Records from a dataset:
begin

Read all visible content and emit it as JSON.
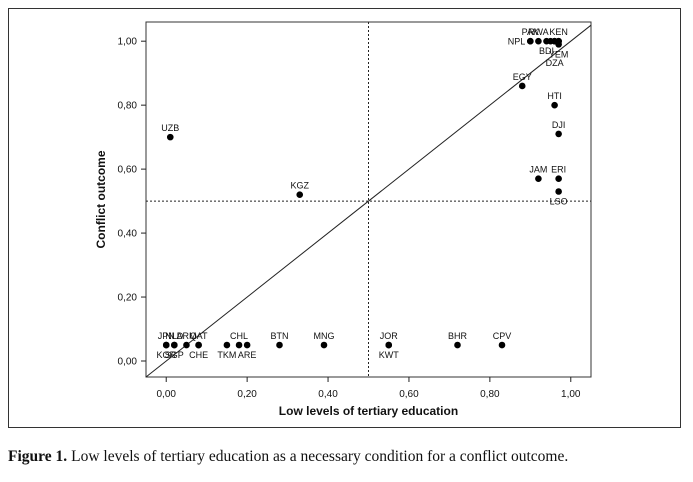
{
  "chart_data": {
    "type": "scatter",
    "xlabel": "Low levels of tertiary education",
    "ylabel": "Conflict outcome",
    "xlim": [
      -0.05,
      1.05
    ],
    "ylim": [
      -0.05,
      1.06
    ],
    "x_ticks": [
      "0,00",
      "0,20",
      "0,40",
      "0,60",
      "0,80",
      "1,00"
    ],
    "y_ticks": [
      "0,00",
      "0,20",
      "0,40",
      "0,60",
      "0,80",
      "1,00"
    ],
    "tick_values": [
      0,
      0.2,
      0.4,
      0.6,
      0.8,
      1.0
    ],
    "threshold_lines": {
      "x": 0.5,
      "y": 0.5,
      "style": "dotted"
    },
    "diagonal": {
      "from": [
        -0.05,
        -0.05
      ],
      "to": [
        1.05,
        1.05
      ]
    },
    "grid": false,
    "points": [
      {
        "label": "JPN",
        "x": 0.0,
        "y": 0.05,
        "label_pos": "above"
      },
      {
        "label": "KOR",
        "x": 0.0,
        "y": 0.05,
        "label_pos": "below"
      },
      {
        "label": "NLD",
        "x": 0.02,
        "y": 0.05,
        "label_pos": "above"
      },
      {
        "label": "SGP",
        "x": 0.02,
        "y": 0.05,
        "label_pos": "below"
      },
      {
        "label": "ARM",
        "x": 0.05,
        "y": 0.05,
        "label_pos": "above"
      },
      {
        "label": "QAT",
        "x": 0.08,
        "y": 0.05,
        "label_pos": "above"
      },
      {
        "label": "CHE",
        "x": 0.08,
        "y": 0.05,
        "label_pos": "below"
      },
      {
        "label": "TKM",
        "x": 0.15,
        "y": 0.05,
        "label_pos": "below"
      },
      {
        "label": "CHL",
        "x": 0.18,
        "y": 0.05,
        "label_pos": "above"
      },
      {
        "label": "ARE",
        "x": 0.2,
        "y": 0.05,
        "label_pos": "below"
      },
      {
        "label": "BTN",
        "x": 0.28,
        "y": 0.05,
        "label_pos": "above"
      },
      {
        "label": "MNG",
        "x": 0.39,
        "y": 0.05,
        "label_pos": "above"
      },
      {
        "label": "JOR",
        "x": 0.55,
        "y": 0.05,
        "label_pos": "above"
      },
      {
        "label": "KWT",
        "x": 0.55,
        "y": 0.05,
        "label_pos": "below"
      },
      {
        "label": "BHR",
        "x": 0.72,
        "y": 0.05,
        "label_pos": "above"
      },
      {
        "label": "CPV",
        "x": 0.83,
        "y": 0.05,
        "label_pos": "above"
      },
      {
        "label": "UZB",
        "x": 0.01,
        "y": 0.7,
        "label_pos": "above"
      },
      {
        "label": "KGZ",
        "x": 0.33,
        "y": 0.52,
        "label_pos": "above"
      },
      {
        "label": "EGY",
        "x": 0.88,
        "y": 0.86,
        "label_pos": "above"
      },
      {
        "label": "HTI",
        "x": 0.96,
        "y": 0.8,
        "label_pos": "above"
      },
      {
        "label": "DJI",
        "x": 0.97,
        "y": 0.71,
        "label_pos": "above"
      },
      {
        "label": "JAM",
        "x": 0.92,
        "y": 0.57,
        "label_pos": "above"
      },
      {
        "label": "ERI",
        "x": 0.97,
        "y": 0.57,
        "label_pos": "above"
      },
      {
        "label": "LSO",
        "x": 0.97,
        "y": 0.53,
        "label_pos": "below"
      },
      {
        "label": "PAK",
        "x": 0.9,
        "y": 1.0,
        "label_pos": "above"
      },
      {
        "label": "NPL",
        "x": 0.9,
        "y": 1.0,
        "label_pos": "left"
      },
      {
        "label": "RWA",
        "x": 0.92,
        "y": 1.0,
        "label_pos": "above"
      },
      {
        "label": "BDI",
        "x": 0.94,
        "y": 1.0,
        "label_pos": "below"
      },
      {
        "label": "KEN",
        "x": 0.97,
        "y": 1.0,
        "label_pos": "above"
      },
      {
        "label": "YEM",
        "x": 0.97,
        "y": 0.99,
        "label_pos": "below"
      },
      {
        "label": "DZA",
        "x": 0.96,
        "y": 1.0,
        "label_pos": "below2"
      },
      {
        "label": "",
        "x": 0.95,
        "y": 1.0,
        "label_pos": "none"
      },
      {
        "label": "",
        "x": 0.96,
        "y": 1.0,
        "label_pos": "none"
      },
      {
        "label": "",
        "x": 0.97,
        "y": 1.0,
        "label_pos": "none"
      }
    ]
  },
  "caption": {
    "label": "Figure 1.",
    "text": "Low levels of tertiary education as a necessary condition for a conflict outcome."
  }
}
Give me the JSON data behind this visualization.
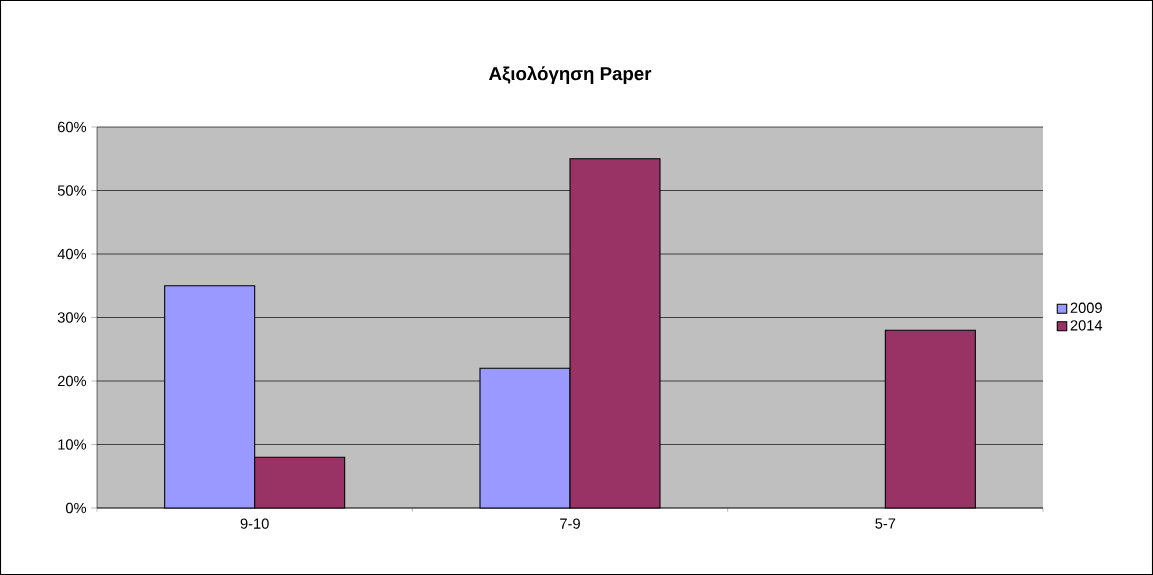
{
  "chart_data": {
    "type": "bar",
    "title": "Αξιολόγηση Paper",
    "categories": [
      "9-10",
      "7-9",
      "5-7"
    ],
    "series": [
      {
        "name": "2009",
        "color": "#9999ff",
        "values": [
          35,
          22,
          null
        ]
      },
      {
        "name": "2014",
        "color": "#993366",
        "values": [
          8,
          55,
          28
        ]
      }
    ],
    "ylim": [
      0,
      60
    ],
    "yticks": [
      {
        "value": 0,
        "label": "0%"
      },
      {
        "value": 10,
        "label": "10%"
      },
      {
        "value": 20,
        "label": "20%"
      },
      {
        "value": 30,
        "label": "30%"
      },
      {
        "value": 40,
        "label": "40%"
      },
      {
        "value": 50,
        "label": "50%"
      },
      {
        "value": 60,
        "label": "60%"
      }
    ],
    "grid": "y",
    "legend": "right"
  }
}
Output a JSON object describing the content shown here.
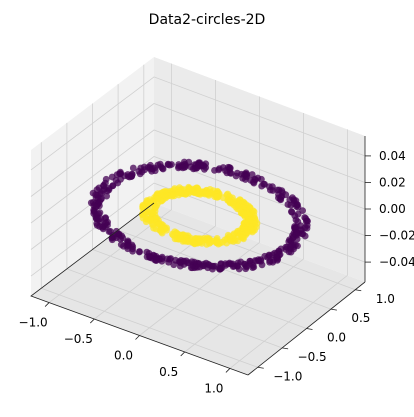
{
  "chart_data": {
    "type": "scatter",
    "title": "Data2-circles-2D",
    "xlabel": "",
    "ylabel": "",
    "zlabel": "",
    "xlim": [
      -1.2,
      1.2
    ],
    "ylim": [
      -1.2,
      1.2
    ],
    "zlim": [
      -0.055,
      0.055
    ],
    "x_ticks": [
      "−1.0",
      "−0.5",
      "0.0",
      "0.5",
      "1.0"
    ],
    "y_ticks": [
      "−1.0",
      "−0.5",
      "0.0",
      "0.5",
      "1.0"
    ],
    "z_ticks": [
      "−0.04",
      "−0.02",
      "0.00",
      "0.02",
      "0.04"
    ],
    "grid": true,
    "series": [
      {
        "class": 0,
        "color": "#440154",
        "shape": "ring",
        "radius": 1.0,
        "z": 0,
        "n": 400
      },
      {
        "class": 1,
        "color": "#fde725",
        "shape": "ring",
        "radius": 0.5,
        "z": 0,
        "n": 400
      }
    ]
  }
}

end
begin

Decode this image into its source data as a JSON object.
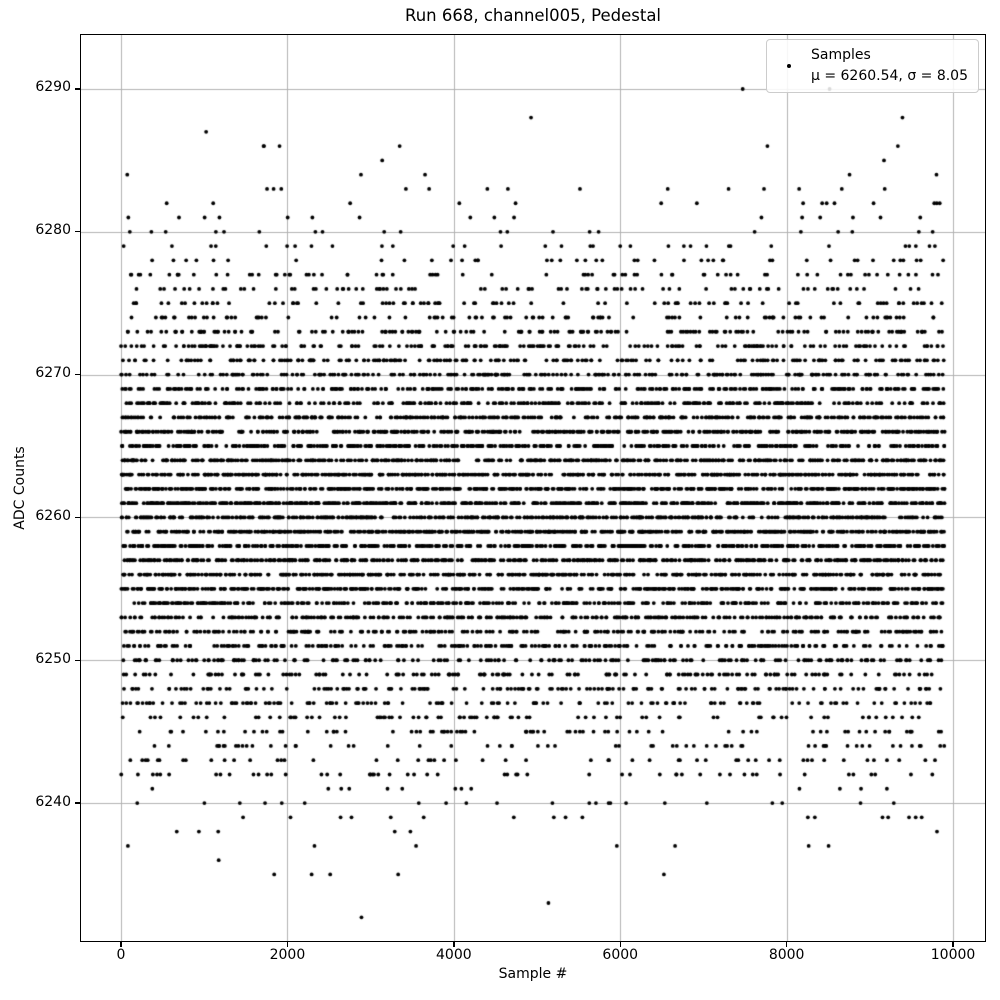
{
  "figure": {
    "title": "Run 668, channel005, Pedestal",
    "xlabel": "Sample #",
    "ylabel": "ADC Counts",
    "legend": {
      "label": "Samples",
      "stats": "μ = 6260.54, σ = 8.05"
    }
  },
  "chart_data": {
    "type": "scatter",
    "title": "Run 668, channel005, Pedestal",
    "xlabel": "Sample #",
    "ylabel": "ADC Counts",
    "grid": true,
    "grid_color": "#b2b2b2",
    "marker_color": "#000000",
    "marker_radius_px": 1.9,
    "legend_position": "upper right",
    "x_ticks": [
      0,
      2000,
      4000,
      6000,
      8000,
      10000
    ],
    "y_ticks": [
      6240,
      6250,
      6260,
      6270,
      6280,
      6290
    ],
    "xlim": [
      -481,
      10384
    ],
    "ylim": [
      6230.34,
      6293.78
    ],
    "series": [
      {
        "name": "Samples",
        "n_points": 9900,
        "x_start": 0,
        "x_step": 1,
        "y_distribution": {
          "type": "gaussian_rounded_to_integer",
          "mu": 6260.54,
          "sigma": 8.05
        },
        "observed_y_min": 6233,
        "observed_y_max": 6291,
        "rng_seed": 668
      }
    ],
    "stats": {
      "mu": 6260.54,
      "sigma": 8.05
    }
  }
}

end

> [Task objective] A single figure is required: the number of lines above in which the word "ylabel" occurs.

> [Output] 4